§ **Directions for this task**
Print all of the data exactly.

:: Data for the task

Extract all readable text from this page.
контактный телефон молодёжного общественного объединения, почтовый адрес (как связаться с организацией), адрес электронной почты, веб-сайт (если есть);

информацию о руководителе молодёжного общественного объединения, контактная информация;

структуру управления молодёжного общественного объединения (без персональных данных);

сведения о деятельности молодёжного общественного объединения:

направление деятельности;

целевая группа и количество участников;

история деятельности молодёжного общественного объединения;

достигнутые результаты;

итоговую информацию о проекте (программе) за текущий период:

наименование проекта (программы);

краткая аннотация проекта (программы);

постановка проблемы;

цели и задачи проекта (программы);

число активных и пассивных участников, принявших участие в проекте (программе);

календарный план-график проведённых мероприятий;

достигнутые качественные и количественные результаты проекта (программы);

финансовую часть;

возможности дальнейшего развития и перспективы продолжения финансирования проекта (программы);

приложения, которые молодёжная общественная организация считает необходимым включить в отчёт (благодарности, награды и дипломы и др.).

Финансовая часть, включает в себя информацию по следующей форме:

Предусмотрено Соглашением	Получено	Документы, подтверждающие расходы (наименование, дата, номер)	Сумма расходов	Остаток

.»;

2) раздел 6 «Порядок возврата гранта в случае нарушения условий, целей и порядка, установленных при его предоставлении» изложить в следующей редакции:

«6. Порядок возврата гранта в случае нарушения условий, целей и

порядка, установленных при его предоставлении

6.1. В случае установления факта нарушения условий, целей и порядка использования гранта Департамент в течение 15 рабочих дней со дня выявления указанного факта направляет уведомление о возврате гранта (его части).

::::

§ **Exercise solution**
Extract all readable text from this page.
контактный телефон молодёжного общественного объединения, почтовый адрес (как связаться с организацией), адрес электронной почты, веб-сайт (если есть);

информацию о руководителе молодёжного общественного объединения, контактная информация;

структуру управления молодёжного общественного объединения (без персональных данных);

сведения о деятельности молодёжного общественного объединения:

направление деятельности;

целевая группа и количество участников;

история деятельности молодёжного общественного объединения;

достигнутые результаты;

итоговую информацию о проекте (программе) за текущий период:

наименование проекта (программы);

краткая аннотация проекта (программы);

постановка проблемы;

цели и задачи проекта (программы);

число активных и пассивных участников, принявших участие в проекте (программе);

календарный план-график проведённых мероприятий;

достигнутые качественные и количественные результаты проекта (программы);

финансовую часть;

возможности дальнейшего развития и перспективы продолжения финансирования проекта (программы);

приложения, которые молодёжная общественная организация считает необходимым включить в отчёт (благодарности, награды и дипломы и др.).

Финансовая часть, включает в себя информацию по следующей форме:

Предусмотрено Соглашением	Получено	Документы, подтверждающие расходы (наименование, дата, номер)	Сумма расходов	Остаток

.»;

2) раздел 6 «Порядок возврата гранта в случае нарушения условий, целей и порядка, установленных при его предоставлении» изложить в следующей редакции:

«6. Порядок возврата гранта в случае нарушения условий, целей и

порядка, установленных при его предоставлении

6.1. В случае установления факта нарушения условий, целей и порядка использования гранта Департамент в течение 15 рабочих дней со дня выявления указанного факта направляет уведомление о возврате гранта (его части).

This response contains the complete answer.